Exercise instructions: Gather all lines from the material that contain "Acute".

Provided data:
START
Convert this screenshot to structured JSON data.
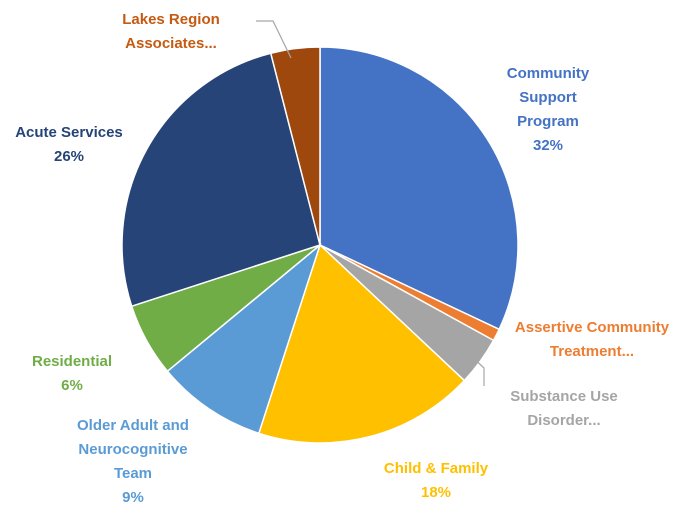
{
  "chart_data": {
    "type": "pie",
    "title": "",
    "start_angle_deg": 0,
    "slices": [
      {
        "name": "Community Support Program",
        "label_lines": [
          "Community",
          "Support",
          "Program"
        ],
        "value": 32,
        "value_label": "32%",
        "color": "#4472C4",
        "label_color": "#4472C4"
      },
      {
        "name": "Assertive Community Treatment...",
        "label_lines": [
          "Assertive Community",
          "Treatment..."
        ],
        "value": 1,
        "value_label": "",
        "color": "#ED7D31",
        "label_color": "#ED7D31"
      },
      {
        "name": "Substance Use Disorder...",
        "label_lines": [
          "Substance Use",
          "Disorder..."
        ],
        "value": 4,
        "value_label": "",
        "color": "#A5A5A5",
        "label_color": "#A5A5A5"
      },
      {
        "name": "Child & Family",
        "label_lines": [
          "Child & Family"
        ],
        "value": 18,
        "value_label": "18%",
        "color": "#FFC000",
        "label_color": "#FFC000"
      },
      {
        "name": "Older Adult and Neurocognitive Team",
        "label_lines": [
          "Older Adult and",
          "Neurocognitive",
          "Team"
        ],
        "value": 9,
        "value_label": "9%",
        "color": "#5B9BD5",
        "label_color": "#5B9BD5"
      },
      {
        "name": "Residential",
        "label_lines": [
          "Residential"
        ],
        "value": 6,
        "value_label": "6%",
        "color": "#70AD47",
        "label_color": "#70AD47"
      },
      {
        "name": "Acute Services",
        "label_lines": [
          "Acute Services"
        ],
        "value": 26,
        "value_label": "26%",
        "color": "#264478",
        "label_color": "#264478"
      },
      {
        "name": "Lakes Region Associates...",
        "label_lines": [
          "Lakes Region",
          "Associates..."
        ],
        "value": 4,
        "value_label": "",
        "color": "#9E480E",
        "label_color": "#C55A11"
      }
    ]
  }
}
END
Result of this exercise:
        "name": "Acute Services",
          "Acute Services"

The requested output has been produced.